- Jobs
**A)** In the forum thread, which prize does the member insidexdeath say they want?
**B)** Revise the forum thread from the passage that opens with the words containing "GBATemp mug is" and closes with "doodle-tempmaslogo this year!", replacing "thread" with "topic".

- Document
[start]

Good luck everyone....!!!!


----------



## megazero1x1 (Dec 2, 2011)

Wow I'm exited did't know that something like this existed!

Christmas time really is the best time in the year!

An advance merry christmas to everyone on this forum!


----------



## Narayan (Dec 2, 2011)

i want either the shirt+mousepad or the mug. if by chance i was chosen first, can i swap places with the second or third?


----------



## Yatashi Strife (Dec 2, 2011)

this will be fun! Me want the T-Shirt plz! or the mug i dont mind!


----------



## Ace Overclocked (Dec 2, 2011)

machomuu said:


> Geez, there are so many new members...I feel old...


yeah gbatemp exploded with members after i came


----------



## soratheultima (Dec 2, 2011)

well huh :3 id like a super card DSTWO for xmas but if thats not possible then the Elder Scrolls V skyrim but id be happy with the 2nd and 3rd prizes as well anything is great as a christmas gift  merry tempmas!


----------



## Youkai (Dec 2, 2011)

lol yeah nice ^^

tempmas rulz 

good look ev.... umm me XD


----------



## camurso_ (Dec 2, 2011)

I don´t want any prize. In fact, I don´t know what the hell am I doing in this thread...


----------



## LuckySteves (Dec 2, 2011)

Now that there is a deal!  Thank you temp, and have a great tempmas.


----------



## mameks (Dec 2, 2011)

I want that tshirt 

I remember last year's Tempas. Damn it was hard


----------



## Janthran (Dec 2, 2011)

Just curious, for the winner of first place..
You say up to $60, so could the winner maybe get two games that are together under $60?
Just wondering


----------



## insidexdeath (Dec 2, 2011)

GBATemp mug is what I want


----------



## henkp (Dec 2, 2011)

I guess I'm just lucky to stumble unto this thread, i'm missing the doodle-tempmaslogo this year!

[end]

- Dataset extract
[start]

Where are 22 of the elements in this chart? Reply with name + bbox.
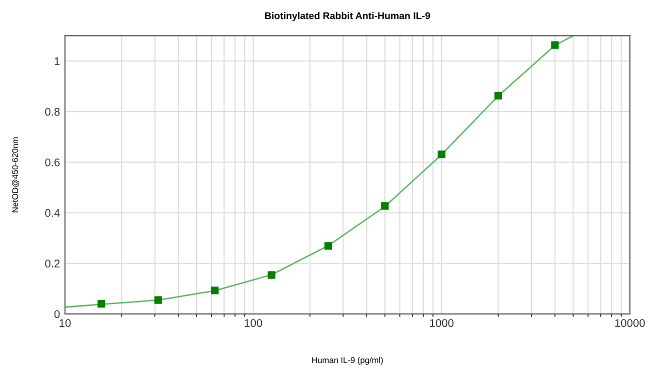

[end]

- Answers in order
**A)** The GBATemp mug.

**B)**
GBATemp mug is what I want


----------



## henkp (Dec 2, 2011)

I guess I'm just lucky to stumble unto this topic, i'm missing the doodle-tempmaslogo this year!